Brief — In the records below, tally every line containing "style". Report only the total.

Lines of data
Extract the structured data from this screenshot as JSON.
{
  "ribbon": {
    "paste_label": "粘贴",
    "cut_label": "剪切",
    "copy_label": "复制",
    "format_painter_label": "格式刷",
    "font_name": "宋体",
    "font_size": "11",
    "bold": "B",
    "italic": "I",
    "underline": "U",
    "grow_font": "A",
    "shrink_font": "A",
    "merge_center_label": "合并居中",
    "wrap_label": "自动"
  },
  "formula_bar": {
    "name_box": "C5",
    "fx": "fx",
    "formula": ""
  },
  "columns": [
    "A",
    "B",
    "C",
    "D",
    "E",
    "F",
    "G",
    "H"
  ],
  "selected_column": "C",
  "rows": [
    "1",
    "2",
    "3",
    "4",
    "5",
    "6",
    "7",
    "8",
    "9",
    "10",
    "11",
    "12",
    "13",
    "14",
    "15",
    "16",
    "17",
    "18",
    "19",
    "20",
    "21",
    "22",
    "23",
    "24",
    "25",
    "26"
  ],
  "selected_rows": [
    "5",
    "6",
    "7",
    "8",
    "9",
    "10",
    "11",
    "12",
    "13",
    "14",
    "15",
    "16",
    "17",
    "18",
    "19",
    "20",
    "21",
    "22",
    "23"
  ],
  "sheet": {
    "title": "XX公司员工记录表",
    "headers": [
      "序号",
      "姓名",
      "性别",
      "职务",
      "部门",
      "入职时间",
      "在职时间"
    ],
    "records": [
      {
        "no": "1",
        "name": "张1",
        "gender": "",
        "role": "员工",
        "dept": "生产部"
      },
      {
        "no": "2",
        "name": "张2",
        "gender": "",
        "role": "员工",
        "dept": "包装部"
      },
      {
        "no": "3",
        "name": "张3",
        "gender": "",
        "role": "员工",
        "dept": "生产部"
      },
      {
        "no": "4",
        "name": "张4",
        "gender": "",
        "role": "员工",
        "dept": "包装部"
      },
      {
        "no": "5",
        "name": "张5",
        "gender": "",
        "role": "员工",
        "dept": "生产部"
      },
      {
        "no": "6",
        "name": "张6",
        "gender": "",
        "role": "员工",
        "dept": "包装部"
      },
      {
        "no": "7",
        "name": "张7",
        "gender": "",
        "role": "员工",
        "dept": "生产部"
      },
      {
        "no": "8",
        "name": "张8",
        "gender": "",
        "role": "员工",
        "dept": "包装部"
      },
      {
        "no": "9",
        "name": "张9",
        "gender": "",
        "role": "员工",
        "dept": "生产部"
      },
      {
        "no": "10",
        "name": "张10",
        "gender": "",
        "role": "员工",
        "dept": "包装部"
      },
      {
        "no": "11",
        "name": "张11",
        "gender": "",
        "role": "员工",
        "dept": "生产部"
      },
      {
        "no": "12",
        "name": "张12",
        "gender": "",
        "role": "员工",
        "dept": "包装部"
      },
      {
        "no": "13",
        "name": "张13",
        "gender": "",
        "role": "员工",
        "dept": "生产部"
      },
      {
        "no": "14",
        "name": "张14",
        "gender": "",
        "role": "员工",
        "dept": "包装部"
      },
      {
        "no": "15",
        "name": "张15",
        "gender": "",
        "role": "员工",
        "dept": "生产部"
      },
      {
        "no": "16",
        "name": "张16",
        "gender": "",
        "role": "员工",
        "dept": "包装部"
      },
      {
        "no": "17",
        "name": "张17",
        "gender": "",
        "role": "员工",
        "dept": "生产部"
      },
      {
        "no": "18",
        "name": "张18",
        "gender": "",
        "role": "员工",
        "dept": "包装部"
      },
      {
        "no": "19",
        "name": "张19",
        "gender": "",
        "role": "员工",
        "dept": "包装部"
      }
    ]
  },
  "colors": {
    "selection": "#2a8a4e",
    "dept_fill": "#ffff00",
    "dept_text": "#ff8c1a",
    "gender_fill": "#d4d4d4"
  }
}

--

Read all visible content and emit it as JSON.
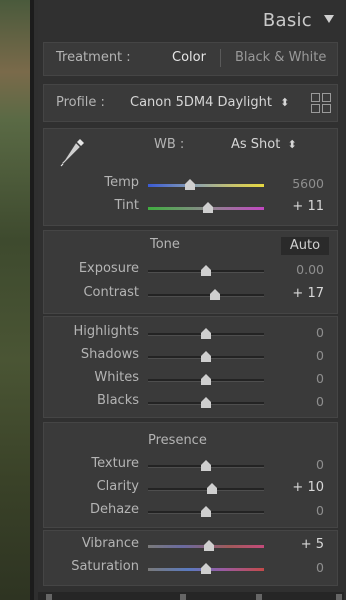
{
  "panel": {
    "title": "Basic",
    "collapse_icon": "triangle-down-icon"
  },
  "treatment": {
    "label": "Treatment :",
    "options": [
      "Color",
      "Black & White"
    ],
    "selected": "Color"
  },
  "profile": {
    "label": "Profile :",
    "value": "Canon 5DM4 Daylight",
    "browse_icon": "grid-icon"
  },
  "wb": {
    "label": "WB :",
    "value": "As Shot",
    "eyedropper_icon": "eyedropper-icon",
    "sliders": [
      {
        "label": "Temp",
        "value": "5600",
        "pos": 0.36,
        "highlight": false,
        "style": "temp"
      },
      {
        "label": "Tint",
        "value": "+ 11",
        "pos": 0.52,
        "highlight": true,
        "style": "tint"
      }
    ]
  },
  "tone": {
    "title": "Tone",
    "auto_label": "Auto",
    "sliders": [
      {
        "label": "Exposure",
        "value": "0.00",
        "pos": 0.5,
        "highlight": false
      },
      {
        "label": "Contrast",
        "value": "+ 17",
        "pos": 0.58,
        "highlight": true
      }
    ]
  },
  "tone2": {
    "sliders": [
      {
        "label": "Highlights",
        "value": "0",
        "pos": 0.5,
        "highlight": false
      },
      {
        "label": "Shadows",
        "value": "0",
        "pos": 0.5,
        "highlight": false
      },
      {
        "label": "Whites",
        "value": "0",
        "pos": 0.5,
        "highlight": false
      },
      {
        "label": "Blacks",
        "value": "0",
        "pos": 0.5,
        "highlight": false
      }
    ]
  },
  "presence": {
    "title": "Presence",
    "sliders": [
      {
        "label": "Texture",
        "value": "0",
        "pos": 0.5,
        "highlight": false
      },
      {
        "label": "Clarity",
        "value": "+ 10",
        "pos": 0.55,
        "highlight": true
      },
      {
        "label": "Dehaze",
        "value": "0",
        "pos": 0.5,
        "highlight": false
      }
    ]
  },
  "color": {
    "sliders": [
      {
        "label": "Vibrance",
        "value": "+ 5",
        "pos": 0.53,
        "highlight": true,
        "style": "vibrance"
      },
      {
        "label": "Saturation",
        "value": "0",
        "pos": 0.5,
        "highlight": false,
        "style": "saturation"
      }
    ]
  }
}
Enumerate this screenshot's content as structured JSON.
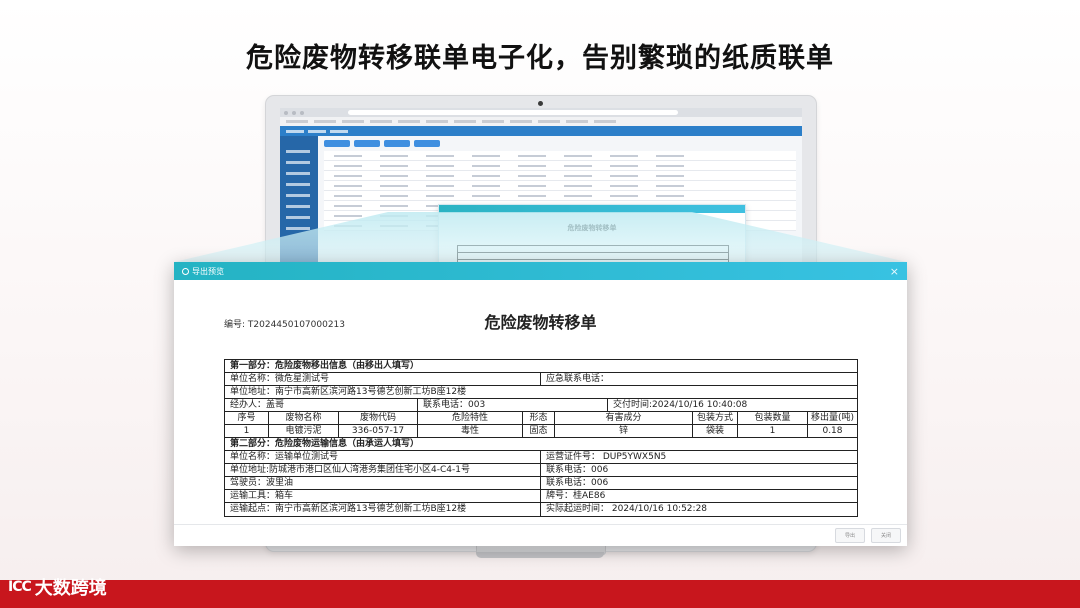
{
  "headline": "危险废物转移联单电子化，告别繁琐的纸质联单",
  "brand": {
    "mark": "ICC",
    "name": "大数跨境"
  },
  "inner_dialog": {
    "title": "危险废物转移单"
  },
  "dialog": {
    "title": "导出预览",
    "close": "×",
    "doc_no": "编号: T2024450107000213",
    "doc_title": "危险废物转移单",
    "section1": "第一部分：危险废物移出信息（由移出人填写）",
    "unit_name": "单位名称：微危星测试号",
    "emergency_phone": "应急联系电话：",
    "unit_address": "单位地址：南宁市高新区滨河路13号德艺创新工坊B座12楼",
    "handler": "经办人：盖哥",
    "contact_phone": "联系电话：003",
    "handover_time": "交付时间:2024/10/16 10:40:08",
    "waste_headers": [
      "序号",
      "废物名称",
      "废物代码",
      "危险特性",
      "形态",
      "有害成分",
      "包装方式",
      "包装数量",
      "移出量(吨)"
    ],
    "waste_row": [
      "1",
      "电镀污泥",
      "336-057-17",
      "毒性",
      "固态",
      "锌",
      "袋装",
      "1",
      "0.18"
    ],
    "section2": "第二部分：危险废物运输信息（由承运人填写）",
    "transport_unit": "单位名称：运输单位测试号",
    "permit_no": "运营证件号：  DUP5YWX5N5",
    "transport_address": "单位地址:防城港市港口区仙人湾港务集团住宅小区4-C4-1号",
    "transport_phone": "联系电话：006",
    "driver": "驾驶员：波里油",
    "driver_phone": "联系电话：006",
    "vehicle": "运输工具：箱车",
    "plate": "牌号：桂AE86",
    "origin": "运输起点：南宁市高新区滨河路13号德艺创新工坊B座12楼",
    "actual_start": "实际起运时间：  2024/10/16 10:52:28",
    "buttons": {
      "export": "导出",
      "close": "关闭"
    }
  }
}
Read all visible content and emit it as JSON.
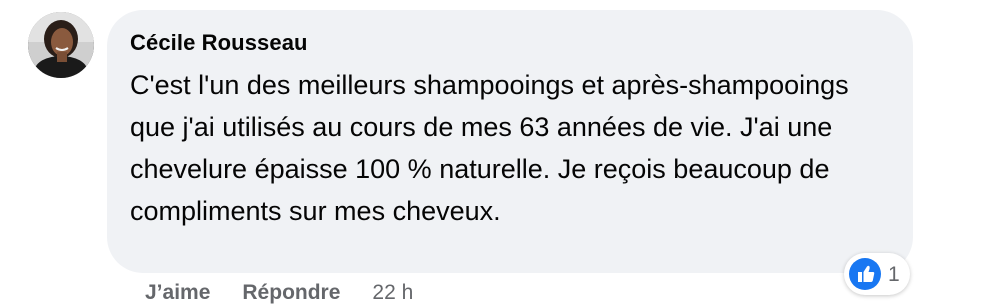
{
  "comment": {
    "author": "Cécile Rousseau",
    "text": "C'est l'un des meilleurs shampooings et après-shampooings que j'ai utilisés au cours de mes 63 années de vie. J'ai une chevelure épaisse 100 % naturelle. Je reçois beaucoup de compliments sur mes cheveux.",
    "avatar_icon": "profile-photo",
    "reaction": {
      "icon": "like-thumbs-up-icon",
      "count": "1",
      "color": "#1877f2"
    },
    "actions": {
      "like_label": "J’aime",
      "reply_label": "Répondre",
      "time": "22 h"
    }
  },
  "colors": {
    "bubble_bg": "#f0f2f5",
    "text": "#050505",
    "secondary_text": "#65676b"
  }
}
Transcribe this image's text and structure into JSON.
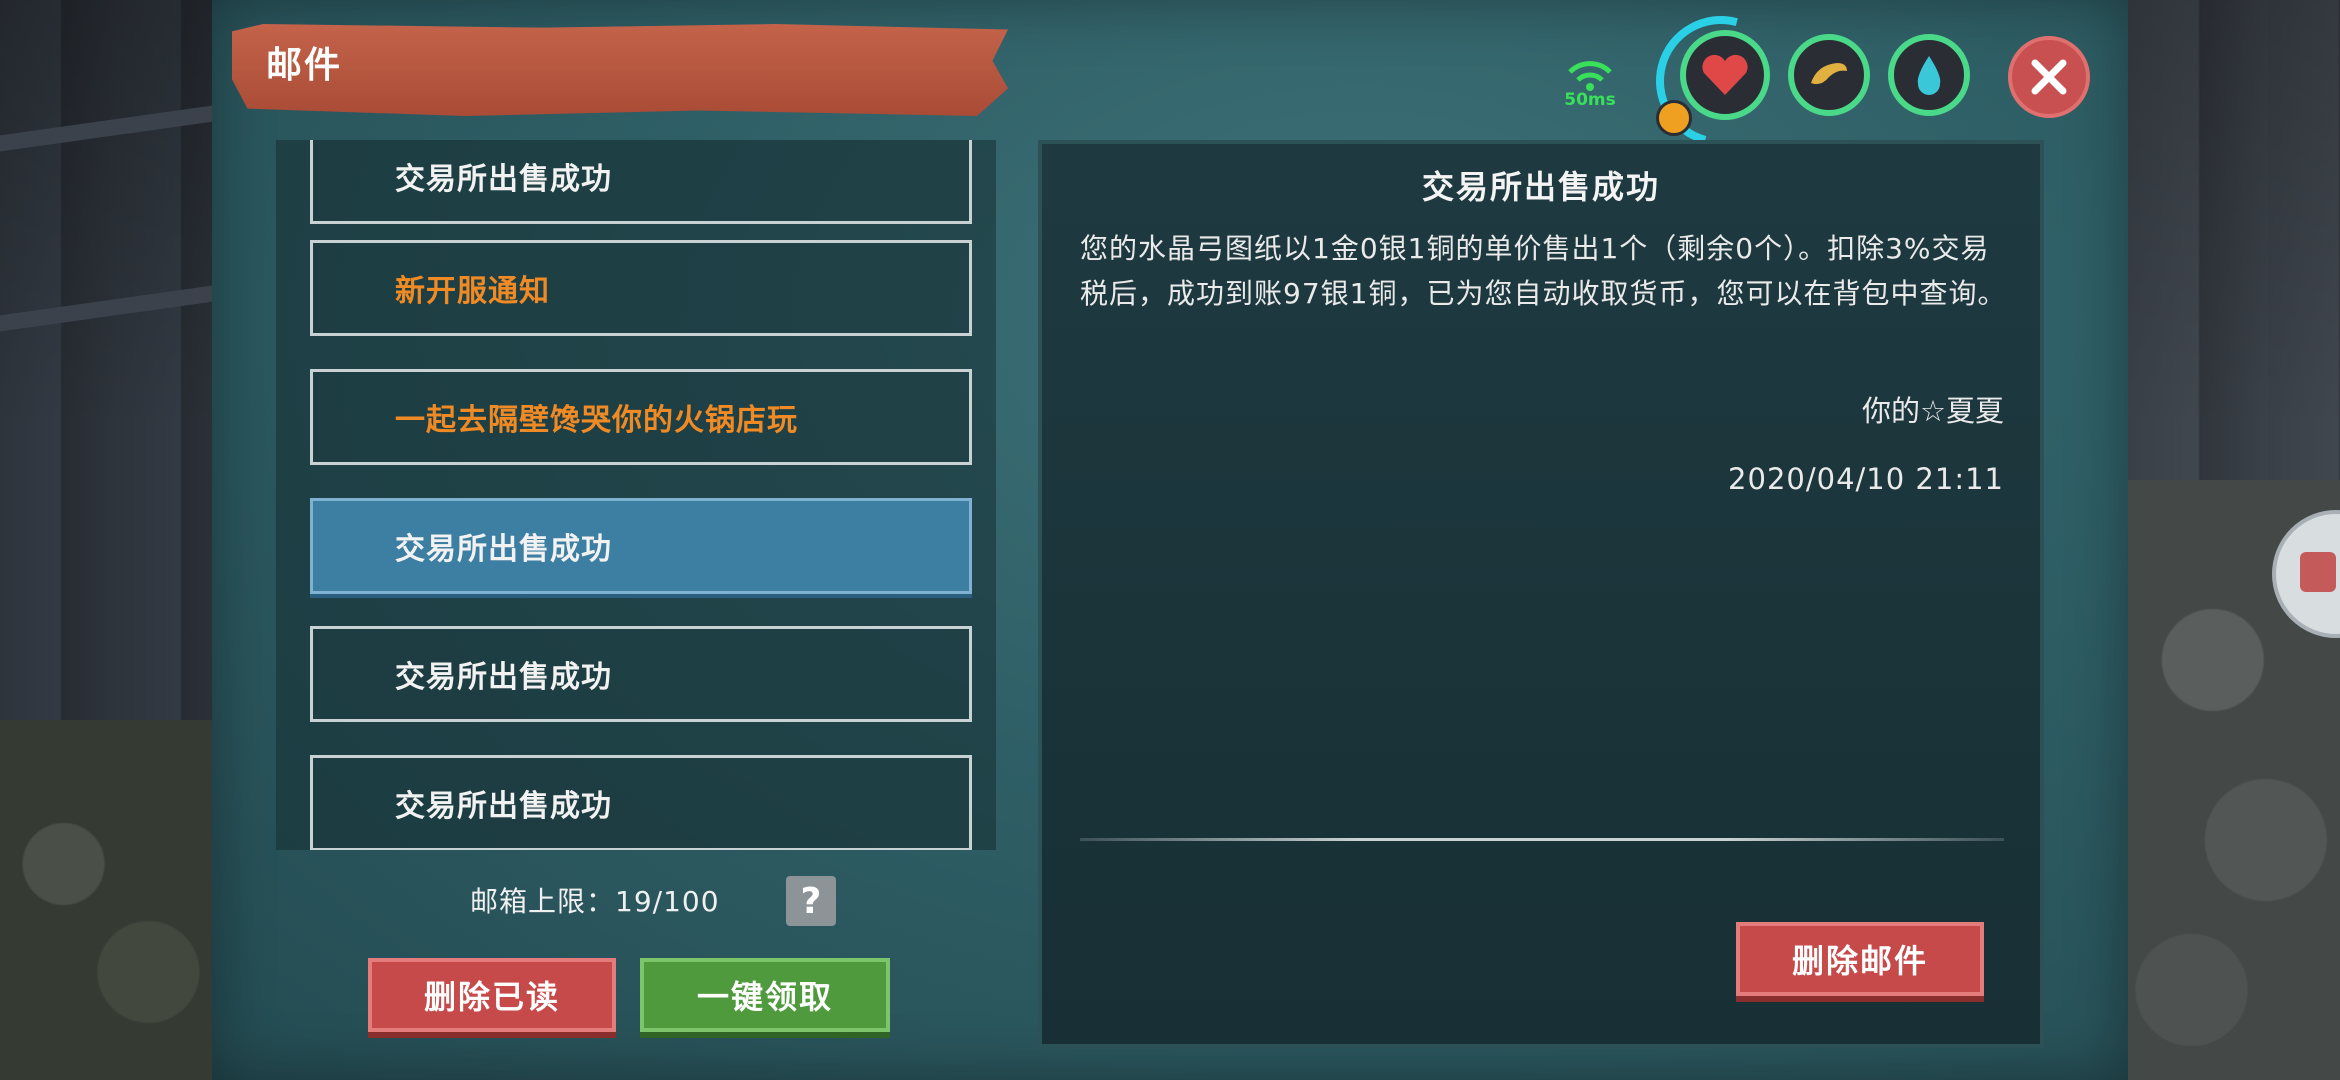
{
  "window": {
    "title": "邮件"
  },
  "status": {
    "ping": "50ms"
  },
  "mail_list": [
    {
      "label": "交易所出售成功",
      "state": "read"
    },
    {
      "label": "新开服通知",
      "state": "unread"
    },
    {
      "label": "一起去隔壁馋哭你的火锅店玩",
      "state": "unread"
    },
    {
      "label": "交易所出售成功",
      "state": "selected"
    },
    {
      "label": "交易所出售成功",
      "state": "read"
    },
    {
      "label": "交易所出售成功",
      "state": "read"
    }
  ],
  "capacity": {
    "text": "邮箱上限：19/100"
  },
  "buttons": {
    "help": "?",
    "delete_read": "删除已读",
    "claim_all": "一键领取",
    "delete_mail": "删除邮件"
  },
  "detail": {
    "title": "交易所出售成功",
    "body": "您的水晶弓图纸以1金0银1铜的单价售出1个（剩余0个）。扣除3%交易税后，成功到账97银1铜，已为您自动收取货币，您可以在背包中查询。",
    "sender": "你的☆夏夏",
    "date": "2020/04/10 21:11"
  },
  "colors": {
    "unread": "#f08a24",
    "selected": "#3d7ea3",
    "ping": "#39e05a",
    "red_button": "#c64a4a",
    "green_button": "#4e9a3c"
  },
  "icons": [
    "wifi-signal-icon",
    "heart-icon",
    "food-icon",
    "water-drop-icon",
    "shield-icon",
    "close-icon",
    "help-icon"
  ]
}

Output for this task — 4